▸ Input rows

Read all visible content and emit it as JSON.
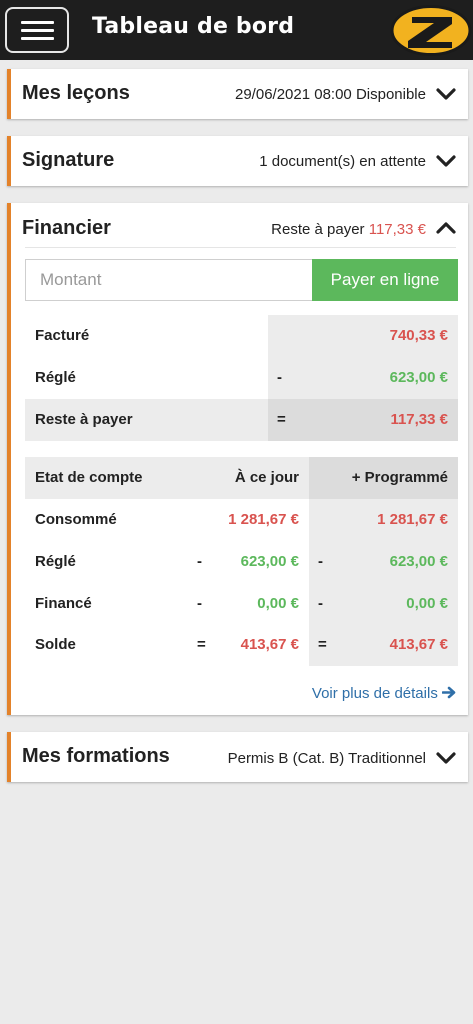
{
  "header": {
    "title": "Tableau de bord",
    "menu_icon": "hamburger-icon",
    "logo_icon": "z-logo-icon",
    "logo_letter": "Z",
    "logo_color": "#f2b21f"
  },
  "colors": {
    "accent": "#e3822a",
    "header_bg": "#1e1e1e",
    "red": "#d9534f",
    "green": "#5cb85c",
    "link": "#2f6fa8"
  },
  "lecons": {
    "title": "Mes leçons",
    "info": "29/06/2021 08:00 Disponible",
    "icon": "chevron-down-icon"
  },
  "signature": {
    "title": "Signature",
    "info": "1 document(s) en attente",
    "icon": "chevron-down-icon"
  },
  "financier": {
    "title": "Financier",
    "reste_label": "Reste à payer",
    "reste_value": "117,33 €",
    "icon": "chevron-up-icon",
    "montant_placeholder": "Montant",
    "pay_button": "Payer en ligne",
    "summary": {
      "facture_label": "Facturé",
      "facture_value": "740,33 €",
      "regle_label": "Réglé",
      "regle_op": "-",
      "regle_value": "623,00 €",
      "reste_label": "Reste à payer",
      "reste_op": "=",
      "reste_value": "117,33 €"
    },
    "account": {
      "header_label": "Etat de compte",
      "col_today": "À ce jour",
      "col_programmed": "+ Programmé",
      "rows": [
        {
          "label": "Consommé",
          "op_today": "",
          "today": "1 281,67 €",
          "op_prog": "",
          "prog": "1 281,67 €"
        },
        {
          "label": "Réglé",
          "op_today": "-",
          "today": "623,00 €",
          "op_prog": "-",
          "prog": "623,00 €"
        },
        {
          "label": "Financé",
          "op_today": "-",
          "today": "0,00 €",
          "op_prog": "-",
          "prog": "0,00 €"
        },
        {
          "label": "Solde",
          "op_today": "=",
          "today": "413,67 €",
          "op_prog": "=",
          "prog": "413,67 €"
        }
      ]
    },
    "details_link": "Voir plus de détails",
    "details_icon": "arrow-right-icon"
  },
  "formations": {
    "title": "Mes formations",
    "info": "Permis B (Cat. B) Traditionnel",
    "icon": "chevron-down-icon"
  }
}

▸ What is expected
Reproduce every line exactly and omit all pictures.

▸ Written answer
Read all visible content and emit it as JSON.
{
  "header": {
    "title": "Tableau de bord",
    "menu_icon": "hamburger-icon",
    "logo_icon": "z-logo-icon",
    "logo_letter": "Z",
    "logo_color": "#f2b21f"
  },
  "colors": {
    "accent": "#e3822a",
    "header_bg": "#1e1e1e",
    "red": "#d9534f",
    "green": "#5cb85c",
    "link": "#2f6fa8"
  },
  "lecons": {
    "title": "Mes leçons",
    "info": "29/06/2021 08:00 Disponible",
    "icon": "chevron-down-icon"
  },
  "signature": {
    "title": "Signature",
    "info": "1 document(s) en attente",
    "icon": "chevron-down-icon"
  },
  "financier": {
    "title": "Financier",
    "reste_label": "Reste à payer",
    "reste_value": "117,33 €",
    "icon": "chevron-up-icon",
    "montant_placeholder": "Montant",
    "pay_button": "Payer en ligne",
    "summary": {
      "facture_label": "Facturé",
      "facture_value": "740,33 €",
      "regle_label": "Réglé",
      "regle_op": "-",
      "regle_value": "623,00 €",
      "reste_label": "Reste à payer",
      "reste_op": "=",
      "reste_value": "117,33 €"
    },
    "account": {
      "header_label": "Etat de compte",
      "col_today": "À ce jour",
      "col_programmed": "+ Programmé",
      "rows": [
        {
          "label": "Consommé",
          "op_today": "",
          "today": "1 281,67 €",
          "op_prog": "",
          "prog": "1 281,67 €"
        },
        {
          "label": "Réglé",
          "op_today": "-",
          "today": "623,00 €",
          "op_prog": "-",
          "prog": "623,00 €"
        },
        {
          "label": "Financé",
          "op_today": "-",
          "today": "0,00 €",
          "op_prog": "-",
          "prog": "0,00 €"
        },
        {
          "label": "Solde",
          "op_today": "=",
          "today": "413,67 €",
          "op_prog": "=",
          "prog": "413,67 €"
        }
      ]
    },
    "details_link": "Voir plus de détails",
    "details_icon": "arrow-right-icon"
  },
  "formations": {
    "title": "Mes formations",
    "info": "Permis B (Cat. B) Traditionnel",
    "icon": "chevron-down-icon"
  }
}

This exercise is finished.